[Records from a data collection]
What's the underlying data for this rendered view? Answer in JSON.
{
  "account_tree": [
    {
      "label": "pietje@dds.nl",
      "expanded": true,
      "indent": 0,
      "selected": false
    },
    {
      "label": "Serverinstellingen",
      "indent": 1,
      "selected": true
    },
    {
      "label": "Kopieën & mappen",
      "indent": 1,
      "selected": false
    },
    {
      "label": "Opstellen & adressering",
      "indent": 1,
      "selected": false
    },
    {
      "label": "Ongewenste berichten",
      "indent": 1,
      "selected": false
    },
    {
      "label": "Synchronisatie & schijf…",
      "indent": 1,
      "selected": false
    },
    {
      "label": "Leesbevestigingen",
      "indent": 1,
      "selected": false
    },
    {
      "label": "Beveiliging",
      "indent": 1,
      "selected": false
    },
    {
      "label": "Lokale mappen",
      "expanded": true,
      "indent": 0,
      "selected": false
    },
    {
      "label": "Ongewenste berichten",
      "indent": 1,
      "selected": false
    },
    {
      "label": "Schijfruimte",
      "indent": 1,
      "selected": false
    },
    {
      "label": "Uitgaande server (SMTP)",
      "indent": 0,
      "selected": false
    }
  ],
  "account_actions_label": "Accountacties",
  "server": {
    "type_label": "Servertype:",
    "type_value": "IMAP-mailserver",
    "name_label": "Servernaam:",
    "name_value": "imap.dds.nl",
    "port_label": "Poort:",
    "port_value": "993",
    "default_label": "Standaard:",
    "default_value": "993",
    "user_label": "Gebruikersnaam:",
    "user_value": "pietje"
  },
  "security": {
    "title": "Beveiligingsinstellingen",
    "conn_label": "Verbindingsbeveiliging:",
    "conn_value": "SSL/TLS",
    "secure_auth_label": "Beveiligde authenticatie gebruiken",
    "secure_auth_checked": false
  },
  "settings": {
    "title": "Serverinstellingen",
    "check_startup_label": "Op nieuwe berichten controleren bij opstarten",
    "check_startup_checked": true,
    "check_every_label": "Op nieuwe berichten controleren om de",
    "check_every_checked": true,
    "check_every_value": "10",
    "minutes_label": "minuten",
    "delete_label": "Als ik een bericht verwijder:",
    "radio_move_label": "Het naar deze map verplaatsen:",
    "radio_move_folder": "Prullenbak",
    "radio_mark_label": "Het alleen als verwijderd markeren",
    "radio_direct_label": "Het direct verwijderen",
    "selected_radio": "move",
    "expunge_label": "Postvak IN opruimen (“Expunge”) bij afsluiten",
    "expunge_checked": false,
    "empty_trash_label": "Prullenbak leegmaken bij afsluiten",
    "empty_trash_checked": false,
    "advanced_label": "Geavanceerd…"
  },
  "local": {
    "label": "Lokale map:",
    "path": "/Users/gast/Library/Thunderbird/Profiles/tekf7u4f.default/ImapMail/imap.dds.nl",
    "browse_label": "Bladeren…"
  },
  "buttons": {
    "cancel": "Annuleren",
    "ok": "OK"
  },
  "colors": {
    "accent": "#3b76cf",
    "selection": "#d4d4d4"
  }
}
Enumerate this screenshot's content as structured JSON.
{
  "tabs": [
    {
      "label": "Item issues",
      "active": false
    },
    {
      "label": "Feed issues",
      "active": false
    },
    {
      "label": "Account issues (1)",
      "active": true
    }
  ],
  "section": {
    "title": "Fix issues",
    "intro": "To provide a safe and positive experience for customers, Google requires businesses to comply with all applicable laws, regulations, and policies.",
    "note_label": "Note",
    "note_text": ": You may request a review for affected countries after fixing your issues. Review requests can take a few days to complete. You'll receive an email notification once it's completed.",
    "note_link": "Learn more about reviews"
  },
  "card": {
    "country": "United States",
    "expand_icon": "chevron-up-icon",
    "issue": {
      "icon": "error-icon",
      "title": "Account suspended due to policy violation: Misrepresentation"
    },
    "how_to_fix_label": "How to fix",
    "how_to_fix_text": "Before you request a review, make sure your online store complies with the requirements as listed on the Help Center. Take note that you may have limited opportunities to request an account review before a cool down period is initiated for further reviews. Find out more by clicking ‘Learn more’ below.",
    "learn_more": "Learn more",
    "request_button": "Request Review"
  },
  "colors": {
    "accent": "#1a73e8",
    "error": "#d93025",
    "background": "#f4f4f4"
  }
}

Exercise instructions: Go through the entries and return each line where the word "berichten" appears.

Reply:
      "label": "Ongewenste berichten",
      "label": "Ongewenste berichten",
    "check_startup_label": "Op nieuwe berichten controleren bij opstarten",
    "check_every_label": "Op nieuwe berichten controleren om de",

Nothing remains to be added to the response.